---- Provided material

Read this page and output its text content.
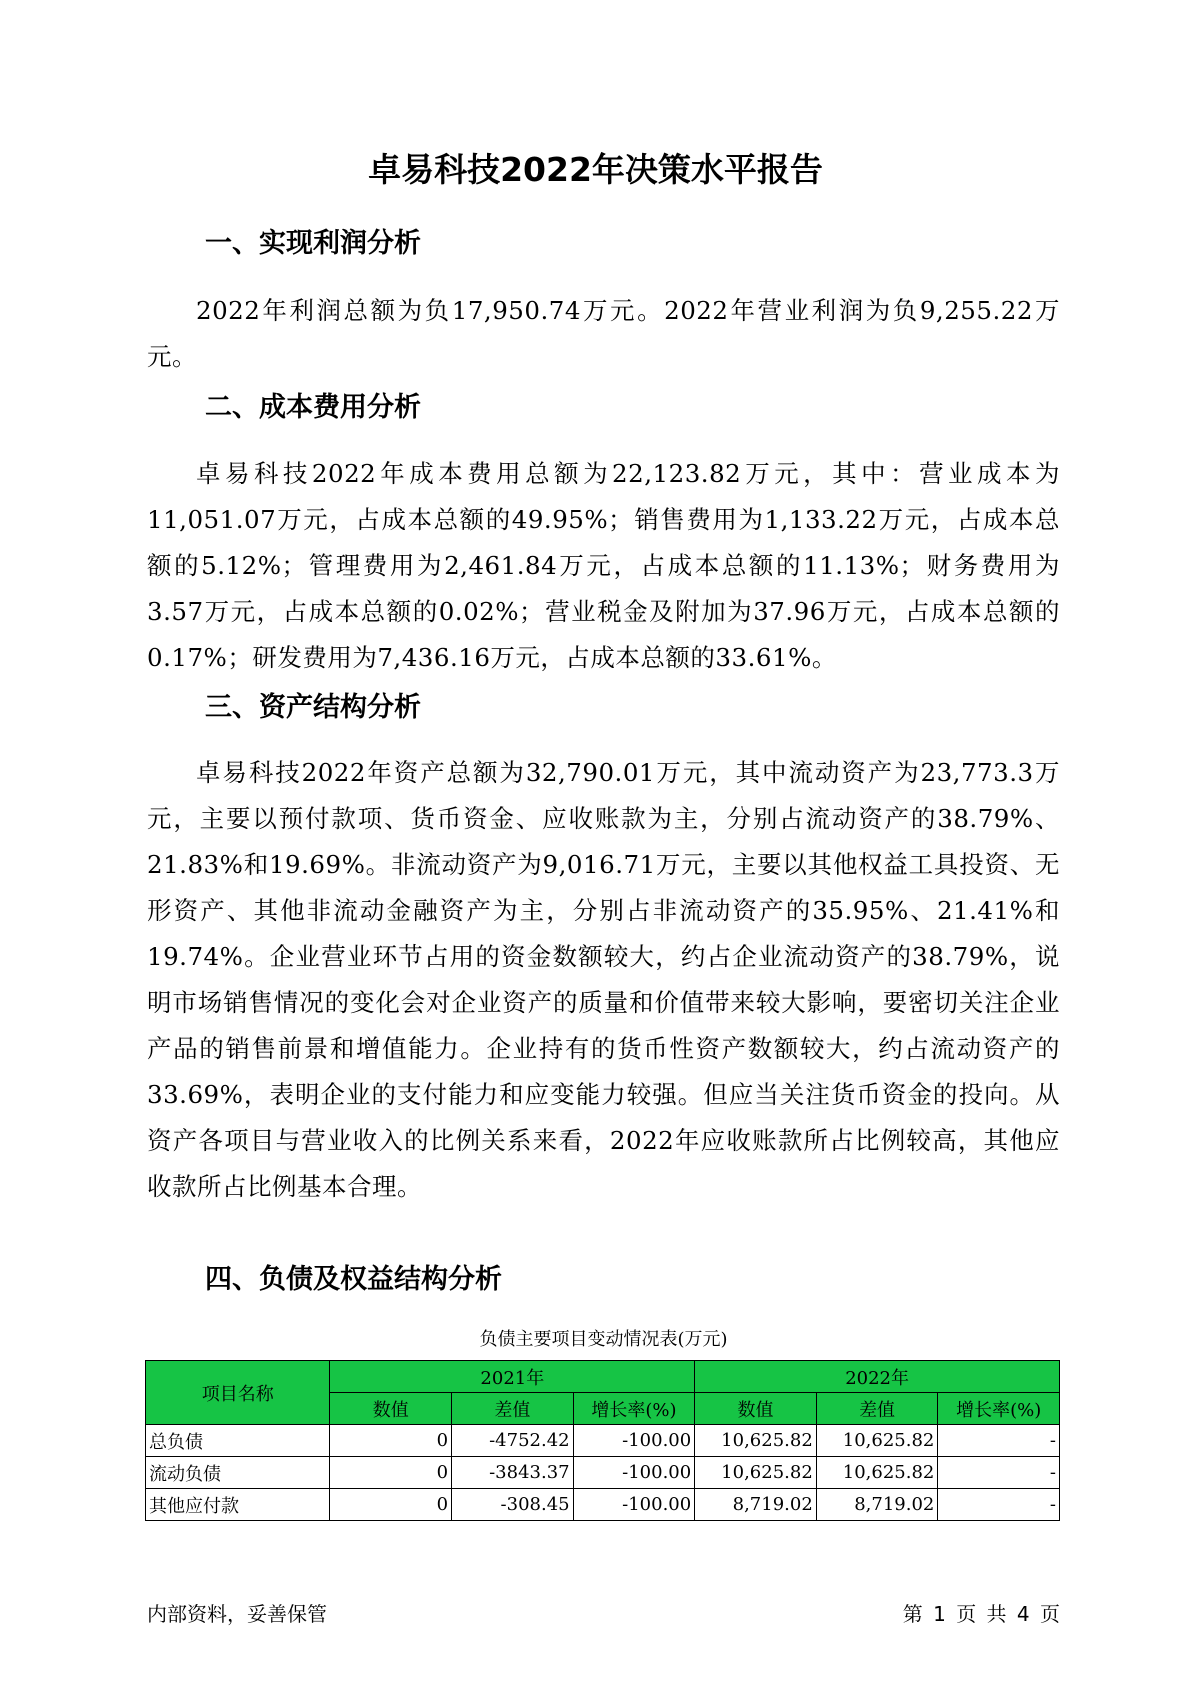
卓易科技2022年决策水平报告
一、实现利润分析

2022年利润总额为负17,950.74万元。2022年营业利润为负9,255.22万元。

二、成本费用分析

卓易科技2022年成本费用总额为22,123.82万元，其中：营业成本为11,051.07万元，占成本总额的49.95%；销售费用为1,133.22万元，占成本总额的5.12%；管理费用为2,461.84万元，占成本总额的11.13%；财务费用为3.57万元，占成本总额的0.02%；营业税金及附加为37.96万元，占成本总额的0.17%；研发费用为7,436.16万元，占成本总额的33.61%。

三、资产结构分析

卓易科技2022年资产总额为32,790.01万元，其中流动资产为23,773.3万元，主要以预付款项、货币资金、应收账款为主，分别占流动资产的38.79%、21.83%和19.69%。非流动资产为9,016.71万元，主要以其他权益工具投资、无形资产、其他非流动金融资产为主，分别占非流动资产的35.95%、21.41%和19.74%。企业营业环节占用的资金数额较大，约占企业流动资产的38.79%，说明市场销售情况的变化会对企业资产的质量和价值带来较大影响，要密切关注企业产品的销售前景和增值能力。企业持有的货币性资产数额较大，约占流动资产的33.69%，表明企业的支付能力和应变能力较强。但应当关注货币资金的投向。从资产各项目与营业收入的比例关系来看，2022年应收账款所占比例较高，其他应收款所占比例基本合理。

四、负债及权益结构分析
负债主要项目变动情况表(万元)
项目名称	2021年			2022年		
	数值	差值	增长率(%)	数值	差值	增长率(%)
总负债	0	-4752.42	-100.00	10,625.82	10,625.82	-
流动负债	0	-3843.37	-100.00	10,625.82	10,625.82	-
其他应付款	0	-308.45	-100.00	8,719.02	8,719.02	-

内部资料，妥善保管	第 1 页 共 4 页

--------

Directions = Leave out the pictures and copy every record above exactly.

Expected output =
Read this page and output its text content.
卓易科技2022年决策水平报告
一、实现利润分析

2022年利润总额为负17,950.74万元。2022年营业利润为负9,255.22万元。

二、成本费用分析

卓易科技2022年成本费用总额为22,123.82万元，其中：营业成本为11,051.07万元，占成本总额的49.95%；销售费用为1,133.22万元，占成本总额的5.12%；管理费用为2,461.84万元，占成本总额的11.13%；财务费用为3.57万元，占成本总额的0.02%；营业税金及附加为37.96万元，占成本总额的0.17%；研发费用为7,436.16万元，占成本总额的33.61%。

三、资产结构分析

卓易科技2022年资产总额为32,790.01万元，其中流动资产为23,773.3万元，主要以预付款项、货币资金、应收账款为主，分别占流动资产的38.79%、21.83%和19.69%。非流动资产为9,016.71万元，主要以其他权益工具投资、无形资产、其他非流动金融资产为主，分别占非流动资产的35.95%、21.41%和19.74%。企业营业环节占用的资金数额较大，约占企业流动资产的38.79%，说明市场销售情况的变化会对企业资产的质量和价值带来较大影响，要密切关注企业产品的销售前景和增值能力。企业持有的货币性资产数额较大，约占流动资产的33.69%，表明企业的支付能力和应变能力较强。但应当关注货币资金的投向。从资产各项目与营业收入的比例关系来看，2022年应收账款所占比例较高，其他应收款所占比例基本合理。

四、负债及权益结构分析
负债主要项目变动情况表(万元)
项目名称	2021年			2022年		
	数值	差值	增长率(%)	数值	差值	增长率(%)
总负债	0	-4752.42	-100.00	10,625.82	10,625.82	-
流动负债	0	-3843.37	-100.00	10,625.82	10,625.82	-
其他应付款	0	-308.45	-100.00	8,719.02	8,719.02	-

内部资料，妥善保管	第 1 页 共 4 页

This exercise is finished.